**GIVEN EXERCISE:** Copy out, line for line, the part of the material that opens with the line containing "Segment this chart: for" and closes with the line containing "candlestick [37,217,43,267]", both included.

Begin SOURCE DATA

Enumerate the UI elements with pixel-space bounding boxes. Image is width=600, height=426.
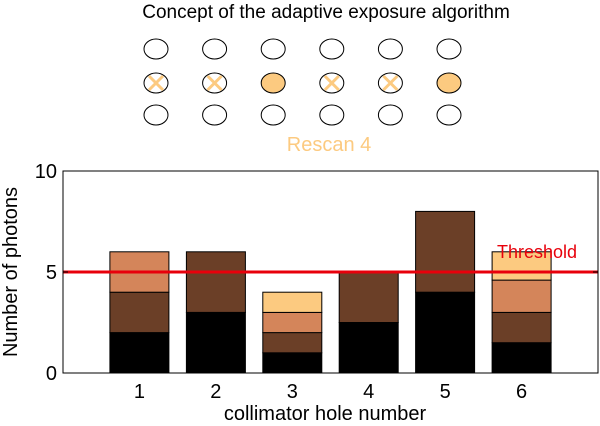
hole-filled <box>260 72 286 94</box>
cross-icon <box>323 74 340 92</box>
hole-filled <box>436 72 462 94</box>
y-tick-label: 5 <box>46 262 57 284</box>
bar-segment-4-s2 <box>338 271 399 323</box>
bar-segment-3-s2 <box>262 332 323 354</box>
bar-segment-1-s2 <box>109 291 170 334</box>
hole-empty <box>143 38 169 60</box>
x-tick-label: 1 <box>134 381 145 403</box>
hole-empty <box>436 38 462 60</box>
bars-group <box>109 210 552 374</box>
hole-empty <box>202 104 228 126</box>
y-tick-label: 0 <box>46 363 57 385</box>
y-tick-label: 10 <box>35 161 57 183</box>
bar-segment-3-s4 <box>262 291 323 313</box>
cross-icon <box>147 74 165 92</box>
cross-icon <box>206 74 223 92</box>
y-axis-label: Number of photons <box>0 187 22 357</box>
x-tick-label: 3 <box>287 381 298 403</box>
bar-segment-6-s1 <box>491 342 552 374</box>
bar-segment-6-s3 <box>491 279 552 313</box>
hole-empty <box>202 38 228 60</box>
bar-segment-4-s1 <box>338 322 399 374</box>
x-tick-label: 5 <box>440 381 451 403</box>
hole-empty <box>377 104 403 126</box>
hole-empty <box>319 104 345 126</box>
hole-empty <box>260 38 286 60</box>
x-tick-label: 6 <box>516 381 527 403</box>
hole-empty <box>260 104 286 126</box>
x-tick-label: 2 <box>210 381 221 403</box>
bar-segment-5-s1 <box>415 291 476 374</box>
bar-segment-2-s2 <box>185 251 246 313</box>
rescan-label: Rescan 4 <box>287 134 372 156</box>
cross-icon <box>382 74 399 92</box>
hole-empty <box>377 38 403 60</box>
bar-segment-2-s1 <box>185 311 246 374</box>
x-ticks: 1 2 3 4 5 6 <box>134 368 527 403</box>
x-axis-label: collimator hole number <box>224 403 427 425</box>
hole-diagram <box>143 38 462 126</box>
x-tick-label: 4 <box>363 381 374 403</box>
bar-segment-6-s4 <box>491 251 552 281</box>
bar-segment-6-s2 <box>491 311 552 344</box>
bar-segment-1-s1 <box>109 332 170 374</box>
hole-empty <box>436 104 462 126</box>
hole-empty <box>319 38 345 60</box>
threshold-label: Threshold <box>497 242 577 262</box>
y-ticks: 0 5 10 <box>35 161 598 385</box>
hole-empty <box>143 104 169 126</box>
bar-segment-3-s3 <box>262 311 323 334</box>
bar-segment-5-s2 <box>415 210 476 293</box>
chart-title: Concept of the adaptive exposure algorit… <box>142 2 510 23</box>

End SOURCE DATA
Begin SOURCE DATA

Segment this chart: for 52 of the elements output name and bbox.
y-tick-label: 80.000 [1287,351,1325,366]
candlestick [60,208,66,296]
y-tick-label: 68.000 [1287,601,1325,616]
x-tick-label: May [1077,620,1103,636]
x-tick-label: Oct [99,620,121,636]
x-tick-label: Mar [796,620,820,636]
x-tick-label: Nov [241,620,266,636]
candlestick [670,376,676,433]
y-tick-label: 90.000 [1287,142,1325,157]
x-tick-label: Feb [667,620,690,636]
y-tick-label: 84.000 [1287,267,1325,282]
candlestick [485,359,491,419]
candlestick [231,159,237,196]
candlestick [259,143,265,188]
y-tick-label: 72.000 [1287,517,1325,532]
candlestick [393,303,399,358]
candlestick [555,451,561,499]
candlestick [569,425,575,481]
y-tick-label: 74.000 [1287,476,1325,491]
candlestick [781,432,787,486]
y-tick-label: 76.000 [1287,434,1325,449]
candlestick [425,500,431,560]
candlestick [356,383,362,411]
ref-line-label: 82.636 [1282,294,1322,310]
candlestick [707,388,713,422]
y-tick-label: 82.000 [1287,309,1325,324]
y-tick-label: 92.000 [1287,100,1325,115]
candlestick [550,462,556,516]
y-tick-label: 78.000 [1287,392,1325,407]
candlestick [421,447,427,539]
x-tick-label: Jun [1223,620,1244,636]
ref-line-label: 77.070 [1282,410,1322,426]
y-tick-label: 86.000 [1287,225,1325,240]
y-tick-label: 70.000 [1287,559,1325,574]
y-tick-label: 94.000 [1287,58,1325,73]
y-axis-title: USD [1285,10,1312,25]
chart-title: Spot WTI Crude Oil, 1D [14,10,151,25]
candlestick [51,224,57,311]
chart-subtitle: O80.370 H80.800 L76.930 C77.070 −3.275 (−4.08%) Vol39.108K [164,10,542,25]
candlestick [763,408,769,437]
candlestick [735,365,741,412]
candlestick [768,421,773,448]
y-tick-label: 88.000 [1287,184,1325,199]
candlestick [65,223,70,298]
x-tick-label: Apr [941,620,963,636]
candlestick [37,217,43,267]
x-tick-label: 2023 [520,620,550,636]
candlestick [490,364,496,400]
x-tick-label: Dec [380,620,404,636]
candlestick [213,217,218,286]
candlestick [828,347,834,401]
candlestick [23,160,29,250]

End SOURCE DATA

**RESPONSE FOR THIS EXERCISE:**
Segment this chart: for 52 of the elements output name and bbox.
y-tick-label: 80.000 [1287,351,1325,366]
candlestick [60,208,66,296]
y-tick-label: 68.000 [1287,601,1325,616]
x-tick-label: May [1077,620,1103,636]
x-tick-label: Oct [99,620,121,636]
x-tick-label: Mar [796,620,820,636]
x-tick-label: Nov [241,620,266,636]
candlestick [670,376,676,433]
y-tick-label: 90.000 [1287,142,1325,157]
x-tick-label: Feb [667,620,690,636]
y-tick-label: 84.000 [1287,267,1325,282]
candlestick [485,359,491,419]
candlestick [231,159,237,196]
candlestick [259,143,265,188]
y-tick-label: 72.000 [1287,517,1325,532]
candlestick [393,303,399,358]
candlestick [555,451,561,499]
candlestick [569,425,575,481]
y-tick-label: 74.000 [1287,476,1325,491]
candlestick [781,432,787,486]
y-tick-label: 76.000 [1287,434,1325,449]
candlestick [425,500,431,560]
candlestick [356,383,362,411]
ref-line-label: 82.636 [1282,294,1322,310]
candlestick [707,388,713,422]
y-tick-label: 82.000 [1287,309,1325,324]
y-tick-label: 92.000 [1287,100,1325,115]
candlestick [550,462,556,516]
y-tick-label: 78.000 [1287,392,1325,407]
candlestick [421,447,427,539]
x-tick-label: Jun [1223,620,1244,636]
ref-line-label: 77.070 [1282,410,1322,426]
y-tick-label: 86.000 [1287,225,1325,240]
y-tick-label: 70.000 [1287,559,1325,574]
y-tick-label: 94.000 [1287,58,1325,73]
y-axis-title: USD [1285,10,1312,25]
chart-title: Spot WTI Crude Oil, 1D [14,10,151,25]
candlestick [51,224,57,311]
chart-subtitle: O80.370 H80.800 L76.930 C77.070 −3.275 (−4.08%) Vol39.108K [164,10,542,25]
candlestick [763,408,769,437]
candlestick [735,365,741,412]
candlestick [768,421,773,448]
y-tick-label: 88.000 [1287,184,1325,199]
candlestick [65,223,70,298]
x-tick-label: Apr [941,620,963,636]
candlestick [37,217,43,267]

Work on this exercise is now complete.